**Task directions**
Exactly reproduce the lines from the line containing "Output the text content of this document." to the end of the data below, inclusive, and nothing else.

**Entries provided**
================================

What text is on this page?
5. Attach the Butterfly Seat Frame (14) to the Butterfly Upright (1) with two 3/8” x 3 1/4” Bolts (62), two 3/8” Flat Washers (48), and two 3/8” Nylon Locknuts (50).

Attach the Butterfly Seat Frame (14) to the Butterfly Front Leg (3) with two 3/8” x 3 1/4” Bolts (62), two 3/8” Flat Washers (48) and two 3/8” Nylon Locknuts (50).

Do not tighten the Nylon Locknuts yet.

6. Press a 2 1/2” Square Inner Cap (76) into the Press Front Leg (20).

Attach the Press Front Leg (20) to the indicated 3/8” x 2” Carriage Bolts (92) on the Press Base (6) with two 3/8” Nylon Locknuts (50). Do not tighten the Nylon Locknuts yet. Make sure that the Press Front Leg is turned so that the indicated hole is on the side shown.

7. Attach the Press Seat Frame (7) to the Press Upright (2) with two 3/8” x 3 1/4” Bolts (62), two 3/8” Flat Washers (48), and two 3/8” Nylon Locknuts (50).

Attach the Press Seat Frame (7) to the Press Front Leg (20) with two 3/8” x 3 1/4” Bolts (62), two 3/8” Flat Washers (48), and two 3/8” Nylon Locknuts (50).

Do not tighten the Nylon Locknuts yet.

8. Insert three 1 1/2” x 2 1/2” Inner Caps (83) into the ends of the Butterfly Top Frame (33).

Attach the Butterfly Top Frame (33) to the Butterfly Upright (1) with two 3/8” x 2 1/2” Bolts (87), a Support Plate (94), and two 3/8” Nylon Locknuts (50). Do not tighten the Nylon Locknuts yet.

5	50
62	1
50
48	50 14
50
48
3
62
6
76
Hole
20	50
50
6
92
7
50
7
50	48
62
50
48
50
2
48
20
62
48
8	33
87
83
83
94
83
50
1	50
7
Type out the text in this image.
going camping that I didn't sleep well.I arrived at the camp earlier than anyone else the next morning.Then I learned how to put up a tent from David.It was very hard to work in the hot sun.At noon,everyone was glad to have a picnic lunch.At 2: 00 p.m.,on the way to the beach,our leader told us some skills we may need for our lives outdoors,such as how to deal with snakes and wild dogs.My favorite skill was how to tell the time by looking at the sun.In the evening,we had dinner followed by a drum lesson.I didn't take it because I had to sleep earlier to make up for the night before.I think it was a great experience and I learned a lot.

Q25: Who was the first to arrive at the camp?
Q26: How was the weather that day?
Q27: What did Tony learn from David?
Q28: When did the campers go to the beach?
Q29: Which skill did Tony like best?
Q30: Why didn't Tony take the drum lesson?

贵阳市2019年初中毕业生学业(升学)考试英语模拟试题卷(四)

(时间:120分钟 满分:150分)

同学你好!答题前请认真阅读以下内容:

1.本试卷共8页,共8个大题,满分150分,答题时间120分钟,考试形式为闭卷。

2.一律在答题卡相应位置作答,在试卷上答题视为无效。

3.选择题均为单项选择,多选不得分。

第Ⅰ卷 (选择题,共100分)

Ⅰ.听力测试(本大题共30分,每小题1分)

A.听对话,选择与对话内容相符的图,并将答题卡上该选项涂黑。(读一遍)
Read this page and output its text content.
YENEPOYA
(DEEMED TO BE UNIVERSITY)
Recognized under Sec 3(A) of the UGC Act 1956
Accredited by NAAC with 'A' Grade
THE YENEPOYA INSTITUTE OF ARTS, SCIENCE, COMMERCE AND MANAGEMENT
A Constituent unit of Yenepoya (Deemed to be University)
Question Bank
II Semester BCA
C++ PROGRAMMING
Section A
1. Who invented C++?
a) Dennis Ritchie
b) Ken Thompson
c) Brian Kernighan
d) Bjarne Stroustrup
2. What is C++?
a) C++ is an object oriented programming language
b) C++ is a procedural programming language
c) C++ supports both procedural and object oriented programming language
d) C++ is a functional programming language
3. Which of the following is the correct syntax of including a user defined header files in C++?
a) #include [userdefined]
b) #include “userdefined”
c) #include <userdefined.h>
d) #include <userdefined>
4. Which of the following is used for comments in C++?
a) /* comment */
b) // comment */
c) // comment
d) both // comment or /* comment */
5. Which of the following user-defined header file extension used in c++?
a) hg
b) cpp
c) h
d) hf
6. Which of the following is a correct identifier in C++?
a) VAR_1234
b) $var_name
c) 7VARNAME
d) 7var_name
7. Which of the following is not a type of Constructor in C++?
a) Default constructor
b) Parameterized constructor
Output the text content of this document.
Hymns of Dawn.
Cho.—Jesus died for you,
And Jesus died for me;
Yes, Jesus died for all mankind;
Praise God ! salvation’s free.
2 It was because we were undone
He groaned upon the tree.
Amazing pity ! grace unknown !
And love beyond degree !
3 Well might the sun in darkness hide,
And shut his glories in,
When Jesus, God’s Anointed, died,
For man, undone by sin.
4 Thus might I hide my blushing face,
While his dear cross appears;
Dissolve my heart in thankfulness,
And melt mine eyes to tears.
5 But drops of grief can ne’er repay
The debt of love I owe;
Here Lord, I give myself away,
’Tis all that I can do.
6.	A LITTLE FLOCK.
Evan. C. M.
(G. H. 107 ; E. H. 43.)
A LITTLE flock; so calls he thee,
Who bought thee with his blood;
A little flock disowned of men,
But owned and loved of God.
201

================================

**Task output**
Output the text content of this document.
Hymns of Dawn.
Cho.—Jesus died for you,
And Jesus died for me;
Yes, Jesus died for all mankind;
Praise God ! salvation’s free.
2 It was because we were undone
He groaned upon the tree.
Amazing pity ! grace unknown !
And love beyond degree !
3 Well might the sun in darkness hide,
And shut his glories in,
When Jesus, God’s Anointed, died,
For man, undone by sin.
4 Thus might I hide my blushing face,
While his dear cross appears;
Dissolve my heart in thankfulness,
And melt mine eyes to tears.
5 But drops of grief can ne’er repay
The debt of love I owe;
Here Lord, I give myself away,
’Tis all that I can do.
6.	A LITTLE FLOCK.
Evan. C. M.
(G. H. 107 ; E. H. 43.)
A LITTLE flock; so calls he thee,
Who bought thee with his blood;
A little flock disowned of men,
But owned and loved of God.
201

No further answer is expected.